(begin)
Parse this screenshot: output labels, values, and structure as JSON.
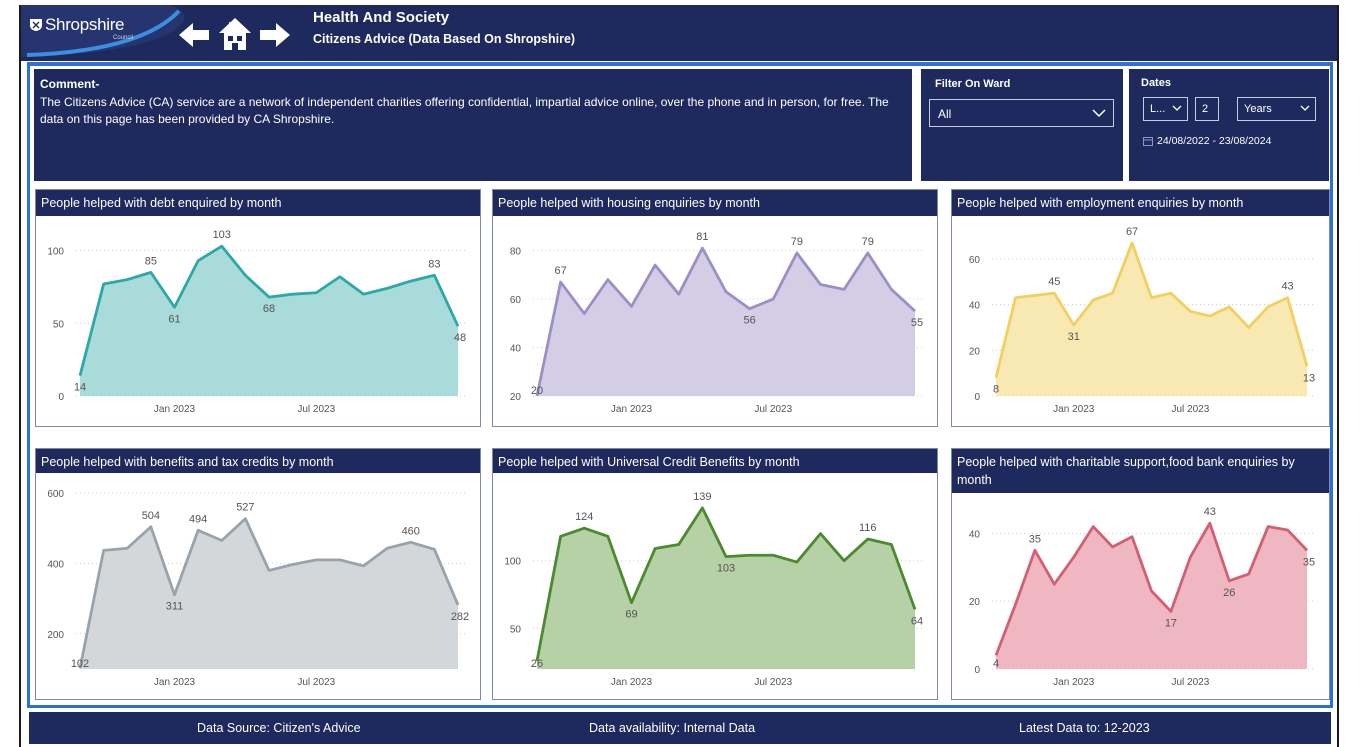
{
  "header": {
    "logo_text": "Shropshire",
    "logo_sub": "Council",
    "title": "Health And Society",
    "subtitle": "Citizens Advice (Data Based On Shropshire)",
    "nav": {
      "back_icon": "arrow-left-icon",
      "home_icon": "home-icon",
      "forward_icon": "arrow-right-icon"
    }
  },
  "comment": {
    "title": "Comment-",
    "body": "The Citizens Advice (CA) service are a network of independent charities offering confidential, impartial advice online, over the phone and in person, for free.  The data on this page has been provided by CA Shropshire."
  },
  "filter": {
    "label": "Filter On Ward",
    "value": "All"
  },
  "dates": {
    "label": "Dates",
    "mode": "L...",
    "number": "2",
    "unit": "Years",
    "range": "24/08/2022 - 23/08/2024"
  },
  "footer": {
    "source": "Data Source:  Citizen's Advice",
    "availability": "Data availability:  Internal Data",
    "latest": "Latest Data to: 12-2023"
  },
  "colors": {
    "navy": "#1e2a5e",
    "border_blue": "#2f6fd6"
  },
  "chart_data": [
    {
      "type": "area",
      "title": "People helped with debt enquired by month",
      "xlabel": "",
      "ylabel": "",
      "x_ticks": [
        "Jan 2023",
        "Jul 2023"
      ],
      "y_ticks": [
        0,
        50,
        100
      ],
      "ylim": [
        0,
        110
      ],
      "values": [
        14,
        77,
        80,
        85,
        61,
        93,
        103,
        83,
        68,
        70,
        71,
        82,
        70,
        74,
        79,
        83,
        48
      ],
      "labels": [
        [
          0,
          "14"
        ],
        [
          3,
          "85"
        ],
        [
          4,
          "61"
        ],
        [
          6,
          "103"
        ],
        [
          8,
          "68"
        ],
        [
          15,
          "83"
        ],
        [
          16,
          "48"
        ]
      ],
      "color": "#2aa9a6",
      "fill": "#a8dbd9",
      "grid": true
    },
    {
      "type": "area",
      "title": "People helped with housing enquiries by month",
      "xlabel": "",
      "ylabel": "",
      "x_ticks": [
        "Jan 2023",
        "Jul 2023"
      ],
      "y_ticks": [
        20,
        40,
        60,
        80
      ],
      "ylim": [
        20,
        86
      ],
      "values": [
        20,
        67,
        54,
        68,
        57,
        74,
        62,
        81,
        63,
        56,
        60,
        79,
        66,
        64,
        79,
        64,
        55
      ],
      "labels": [
        [
          0,
          "20"
        ],
        [
          1,
          "67"
        ],
        [
          7,
          "81"
        ],
        [
          9,
          "56"
        ],
        [
          11,
          "79"
        ],
        [
          14,
          "79"
        ],
        [
          16,
          "55"
        ]
      ],
      "color": "#9b8fc5",
      "fill": "#d3cde5",
      "grid": true
    },
    {
      "type": "area",
      "title": "People helped with employment enquiries by month",
      "xlabel": "",
      "ylabel": "",
      "x_ticks": [
        "Jan 2023",
        "Jul 2023"
      ],
      "y_ticks": [
        0,
        20,
        40,
        60
      ],
      "ylim": [
        0,
        70
      ],
      "values": [
        8,
        43,
        44,
        45,
        31,
        42,
        45,
        67,
        43,
        45,
        37,
        35,
        39,
        30,
        39,
        43,
        13
      ],
      "labels": [
        [
          0,
          "8"
        ],
        [
          3,
          "45"
        ],
        [
          4,
          "31"
        ],
        [
          7,
          "67"
        ],
        [
          15,
          "43"
        ],
        [
          16,
          "13"
        ]
      ],
      "color": "#f2d060",
      "fill": "#f8e8b2",
      "grid": true
    },
    {
      "type": "area",
      "title": "People helped with benefits and tax credits by month",
      "xlabel": "",
      "ylabel": "",
      "x_ticks": [
        "Jan 2023",
        "Jul 2023"
      ],
      "y_ticks": [
        200,
        400,
        600
      ],
      "ylim": [
        100,
        600
      ],
      "values": [
        102,
        437,
        443,
        504,
        311,
        494,
        465,
        527,
        380,
        397,
        410,
        410,
        393,
        443,
        460,
        440,
        282
      ],
      "labels": [
        [
          0,
          "102"
        ],
        [
          3,
          "504"
        ],
        [
          4,
          "311"
        ],
        [
          5,
          "494"
        ],
        [
          7,
          "527"
        ],
        [
          14,
          "460"
        ],
        [
          16,
          "282"
        ]
      ],
      "color": "#98a3ab",
      "fill": "#d3d7da",
      "grid": true
    },
    {
      "type": "area",
      "title": "People helped with Universal Credit Benefits by month",
      "xlabel": "",
      "ylabel": "",
      "x_ticks": [
        "Jan 2023",
        "Jul 2023"
      ],
      "y_ticks": [
        50,
        100
      ],
      "ylim": [
        20,
        150
      ],
      "values": [
        26,
        118,
        124,
        118,
        69,
        109,
        112,
        139,
        103,
        104,
        104,
        99,
        120,
        100,
        116,
        112,
        64
      ],
      "labels": [
        [
          0,
          "26"
        ],
        [
          2,
          "124"
        ],
        [
          4,
          "69"
        ],
        [
          7,
          "139"
        ],
        [
          8,
          "103"
        ],
        [
          14,
          "116"
        ],
        [
          16,
          "64"
        ]
      ],
      "color": "#4b8a2f",
      "fill": "#b5d1a5",
      "grid": true
    },
    {
      "type": "area",
      "title": "People helped with charitable support,food bank enquiries by month",
      "xlabel": "",
      "ylabel": "",
      "x_ticks": [
        "Jan 2023",
        "Jul 2023"
      ],
      "y_ticks": [
        0,
        20,
        40
      ],
      "ylim": [
        0,
        46
      ],
      "values": [
        4,
        19,
        35,
        25,
        33,
        42,
        36,
        39,
        23,
        17,
        33,
        43,
        26,
        28,
        42,
        41,
        35
      ],
      "labels": [
        [
          0,
          "4"
        ],
        [
          2,
          "35"
        ],
        [
          9,
          "17"
        ],
        [
          11,
          "43"
        ],
        [
          12,
          "26"
        ],
        [
          16,
          "35"
        ]
      ],
      "color": "#d35f73",
      "fill": "#eeb7c1",
      "grid": true
    }
  ]
}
(end)
Pull every line containing "Advice" out of the data above.

    "subtitle": "Citizens Advice (Data Based On Shropshire)",
    "body": "The Citizens Advice (CA) service are a network of independent charities offering confidential, impartial advice online, over the phone and in person, for free.  The data on this page has been provided by CA Shropshire."
    "source": "Data Source:  Citizen's Advice",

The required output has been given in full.